### TASK TO COMPLETE
Write out the lines of the listing as a numbered list, from its start through the line containing "5, 193, 34]", leaving out blank lines.

### DATA SECTION
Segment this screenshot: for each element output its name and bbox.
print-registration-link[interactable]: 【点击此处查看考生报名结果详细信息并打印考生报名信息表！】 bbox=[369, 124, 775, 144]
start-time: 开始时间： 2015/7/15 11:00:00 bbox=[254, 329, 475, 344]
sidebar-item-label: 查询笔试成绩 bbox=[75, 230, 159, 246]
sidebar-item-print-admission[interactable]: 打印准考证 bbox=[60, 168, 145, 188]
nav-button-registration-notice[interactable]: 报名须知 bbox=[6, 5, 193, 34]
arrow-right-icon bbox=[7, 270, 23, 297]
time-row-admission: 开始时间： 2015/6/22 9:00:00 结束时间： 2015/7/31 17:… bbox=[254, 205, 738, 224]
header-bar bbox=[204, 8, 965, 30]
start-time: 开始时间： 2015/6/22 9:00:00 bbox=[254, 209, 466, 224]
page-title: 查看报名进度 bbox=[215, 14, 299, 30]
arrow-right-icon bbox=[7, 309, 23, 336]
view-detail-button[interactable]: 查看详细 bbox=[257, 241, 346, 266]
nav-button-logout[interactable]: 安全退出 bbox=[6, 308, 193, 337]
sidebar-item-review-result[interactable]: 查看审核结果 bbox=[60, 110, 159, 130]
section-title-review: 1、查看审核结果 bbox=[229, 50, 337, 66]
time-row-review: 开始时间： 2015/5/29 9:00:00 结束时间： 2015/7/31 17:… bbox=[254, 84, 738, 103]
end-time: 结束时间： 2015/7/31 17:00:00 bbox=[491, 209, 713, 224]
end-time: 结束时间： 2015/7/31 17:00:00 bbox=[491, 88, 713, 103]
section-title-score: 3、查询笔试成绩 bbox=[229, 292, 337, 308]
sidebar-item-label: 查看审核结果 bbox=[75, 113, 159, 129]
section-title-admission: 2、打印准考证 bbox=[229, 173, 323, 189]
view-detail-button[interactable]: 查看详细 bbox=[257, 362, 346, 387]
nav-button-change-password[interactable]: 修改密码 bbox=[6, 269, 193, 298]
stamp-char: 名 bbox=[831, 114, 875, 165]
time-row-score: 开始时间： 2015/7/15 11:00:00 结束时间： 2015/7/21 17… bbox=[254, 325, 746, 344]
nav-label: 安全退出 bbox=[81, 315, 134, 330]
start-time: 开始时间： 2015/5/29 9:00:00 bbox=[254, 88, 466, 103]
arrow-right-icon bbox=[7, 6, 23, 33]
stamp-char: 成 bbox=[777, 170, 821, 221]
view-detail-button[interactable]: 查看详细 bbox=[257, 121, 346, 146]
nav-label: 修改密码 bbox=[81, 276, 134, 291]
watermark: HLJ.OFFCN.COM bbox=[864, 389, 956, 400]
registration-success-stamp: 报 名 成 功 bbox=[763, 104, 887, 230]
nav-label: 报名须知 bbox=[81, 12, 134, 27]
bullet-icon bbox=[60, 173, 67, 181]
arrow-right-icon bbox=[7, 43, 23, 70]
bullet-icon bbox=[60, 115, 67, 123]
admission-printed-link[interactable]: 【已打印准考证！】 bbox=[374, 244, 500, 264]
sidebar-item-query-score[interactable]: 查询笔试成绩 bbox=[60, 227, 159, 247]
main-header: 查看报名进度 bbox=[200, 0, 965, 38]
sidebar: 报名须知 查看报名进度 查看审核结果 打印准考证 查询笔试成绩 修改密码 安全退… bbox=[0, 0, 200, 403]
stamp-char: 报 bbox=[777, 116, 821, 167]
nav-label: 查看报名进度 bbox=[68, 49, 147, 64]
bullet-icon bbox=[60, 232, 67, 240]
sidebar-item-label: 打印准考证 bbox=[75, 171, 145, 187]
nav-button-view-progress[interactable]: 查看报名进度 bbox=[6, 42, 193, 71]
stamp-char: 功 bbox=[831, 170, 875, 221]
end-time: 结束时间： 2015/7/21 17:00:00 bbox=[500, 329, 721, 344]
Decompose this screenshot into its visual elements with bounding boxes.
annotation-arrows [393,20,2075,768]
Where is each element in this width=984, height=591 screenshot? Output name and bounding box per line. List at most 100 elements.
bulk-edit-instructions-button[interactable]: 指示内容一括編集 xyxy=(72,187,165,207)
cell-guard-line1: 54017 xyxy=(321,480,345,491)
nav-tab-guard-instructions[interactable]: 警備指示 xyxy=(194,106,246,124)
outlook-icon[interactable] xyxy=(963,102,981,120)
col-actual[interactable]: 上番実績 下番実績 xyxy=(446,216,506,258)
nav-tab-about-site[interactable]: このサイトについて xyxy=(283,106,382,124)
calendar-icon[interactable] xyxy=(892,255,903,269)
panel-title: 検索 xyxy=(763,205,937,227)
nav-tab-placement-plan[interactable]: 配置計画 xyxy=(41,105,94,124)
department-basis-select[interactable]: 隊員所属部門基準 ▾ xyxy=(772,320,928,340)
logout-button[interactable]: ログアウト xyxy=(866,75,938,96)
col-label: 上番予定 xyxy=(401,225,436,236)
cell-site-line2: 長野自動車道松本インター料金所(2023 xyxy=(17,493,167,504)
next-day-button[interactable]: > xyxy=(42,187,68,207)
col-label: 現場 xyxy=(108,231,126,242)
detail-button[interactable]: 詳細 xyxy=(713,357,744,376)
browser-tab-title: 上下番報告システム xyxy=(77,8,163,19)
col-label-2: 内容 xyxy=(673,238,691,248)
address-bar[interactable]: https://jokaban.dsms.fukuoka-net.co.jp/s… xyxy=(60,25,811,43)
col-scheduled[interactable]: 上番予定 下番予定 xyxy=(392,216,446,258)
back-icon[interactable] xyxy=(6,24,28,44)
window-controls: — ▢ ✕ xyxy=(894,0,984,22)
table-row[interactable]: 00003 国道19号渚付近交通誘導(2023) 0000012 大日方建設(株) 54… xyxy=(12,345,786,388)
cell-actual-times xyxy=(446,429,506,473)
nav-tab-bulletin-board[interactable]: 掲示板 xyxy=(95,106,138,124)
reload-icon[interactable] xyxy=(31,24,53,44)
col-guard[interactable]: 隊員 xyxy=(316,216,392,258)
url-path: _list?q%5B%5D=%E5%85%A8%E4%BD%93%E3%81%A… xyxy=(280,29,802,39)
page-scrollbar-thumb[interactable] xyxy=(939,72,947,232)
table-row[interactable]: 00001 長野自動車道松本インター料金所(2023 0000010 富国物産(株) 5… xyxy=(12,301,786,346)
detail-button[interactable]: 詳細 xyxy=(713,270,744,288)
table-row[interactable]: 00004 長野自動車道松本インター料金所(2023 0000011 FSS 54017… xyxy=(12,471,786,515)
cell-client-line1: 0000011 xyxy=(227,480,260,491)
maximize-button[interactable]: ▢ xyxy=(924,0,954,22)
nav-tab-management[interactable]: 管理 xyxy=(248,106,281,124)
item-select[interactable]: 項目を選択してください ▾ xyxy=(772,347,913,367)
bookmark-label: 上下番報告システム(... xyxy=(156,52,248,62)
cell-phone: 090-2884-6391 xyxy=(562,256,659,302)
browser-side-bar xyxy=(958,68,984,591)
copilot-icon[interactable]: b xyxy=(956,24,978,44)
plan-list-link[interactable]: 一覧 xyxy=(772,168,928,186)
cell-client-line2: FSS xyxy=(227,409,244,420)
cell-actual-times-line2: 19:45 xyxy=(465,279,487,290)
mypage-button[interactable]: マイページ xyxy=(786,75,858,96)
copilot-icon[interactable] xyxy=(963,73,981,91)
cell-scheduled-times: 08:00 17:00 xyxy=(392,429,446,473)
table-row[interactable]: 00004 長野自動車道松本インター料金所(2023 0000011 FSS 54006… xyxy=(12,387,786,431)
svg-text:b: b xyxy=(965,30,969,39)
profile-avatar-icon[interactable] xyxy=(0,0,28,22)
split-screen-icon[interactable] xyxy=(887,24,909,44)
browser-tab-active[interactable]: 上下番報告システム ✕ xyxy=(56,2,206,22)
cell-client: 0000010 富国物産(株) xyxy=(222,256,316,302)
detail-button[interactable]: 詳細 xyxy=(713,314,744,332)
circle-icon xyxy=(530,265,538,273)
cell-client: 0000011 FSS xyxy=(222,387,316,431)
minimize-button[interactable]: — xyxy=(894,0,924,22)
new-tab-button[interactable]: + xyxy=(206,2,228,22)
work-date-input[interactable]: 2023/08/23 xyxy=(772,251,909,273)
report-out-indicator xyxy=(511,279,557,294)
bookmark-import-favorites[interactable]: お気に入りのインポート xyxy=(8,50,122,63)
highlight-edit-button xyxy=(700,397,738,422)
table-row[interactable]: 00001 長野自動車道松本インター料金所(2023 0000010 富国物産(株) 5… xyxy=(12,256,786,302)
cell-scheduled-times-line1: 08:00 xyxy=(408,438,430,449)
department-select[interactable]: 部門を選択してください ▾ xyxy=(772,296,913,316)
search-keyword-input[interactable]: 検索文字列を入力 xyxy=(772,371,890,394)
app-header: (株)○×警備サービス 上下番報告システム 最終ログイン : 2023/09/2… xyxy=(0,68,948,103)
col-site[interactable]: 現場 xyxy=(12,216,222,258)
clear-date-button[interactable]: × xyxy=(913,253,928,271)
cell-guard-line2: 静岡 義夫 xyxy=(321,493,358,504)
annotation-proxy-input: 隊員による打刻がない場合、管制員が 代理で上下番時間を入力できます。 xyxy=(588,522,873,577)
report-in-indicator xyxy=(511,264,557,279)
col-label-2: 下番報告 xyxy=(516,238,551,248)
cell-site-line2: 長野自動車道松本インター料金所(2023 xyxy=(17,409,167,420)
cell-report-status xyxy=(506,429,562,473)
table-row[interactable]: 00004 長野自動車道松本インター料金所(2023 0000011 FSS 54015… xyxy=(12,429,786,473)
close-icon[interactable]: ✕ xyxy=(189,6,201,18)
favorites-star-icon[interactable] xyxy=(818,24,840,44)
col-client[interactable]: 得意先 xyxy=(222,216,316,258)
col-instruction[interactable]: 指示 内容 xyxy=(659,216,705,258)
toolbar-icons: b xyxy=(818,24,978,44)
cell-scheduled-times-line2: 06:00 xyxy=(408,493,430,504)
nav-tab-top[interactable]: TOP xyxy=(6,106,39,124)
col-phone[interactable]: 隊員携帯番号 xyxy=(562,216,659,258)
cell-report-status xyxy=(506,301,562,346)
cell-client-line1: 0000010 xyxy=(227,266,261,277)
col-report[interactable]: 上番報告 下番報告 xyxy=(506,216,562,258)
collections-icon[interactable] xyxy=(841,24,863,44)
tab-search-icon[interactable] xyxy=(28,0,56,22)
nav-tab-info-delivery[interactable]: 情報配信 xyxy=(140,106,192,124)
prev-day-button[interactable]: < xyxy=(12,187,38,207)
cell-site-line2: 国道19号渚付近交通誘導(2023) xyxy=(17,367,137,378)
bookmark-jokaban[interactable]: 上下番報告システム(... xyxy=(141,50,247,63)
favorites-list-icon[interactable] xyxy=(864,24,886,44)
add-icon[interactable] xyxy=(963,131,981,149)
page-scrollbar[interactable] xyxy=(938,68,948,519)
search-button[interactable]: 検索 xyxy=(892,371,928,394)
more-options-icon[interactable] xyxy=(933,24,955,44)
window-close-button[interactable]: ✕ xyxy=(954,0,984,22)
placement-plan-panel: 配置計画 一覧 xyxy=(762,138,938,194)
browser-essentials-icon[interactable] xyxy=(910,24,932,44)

### THE RESULT
1. Segment this screenshot: for each element output its name and bbox.
2. print-registration-link[interactable]: 【点击此处查看考生报名结果详细信息并打印考生报名信息表！】 bbox=[369, 124, 775, 144]
3. start-time: 开始时间： 2015/7/15 11:00:00 bbox=[254, 329, 475, 344]
4. sidebar-item-label: 查询笔试成绩 bbox=[75, 230, 159, 246]
5. sidebar-item-print-admission[interactable]: 打印准考证 bbox=[60, 168, 145, 188]
6. nav-button-registration-notice[interactable]: 报名须知 bbox=[6, 5, 193, 34]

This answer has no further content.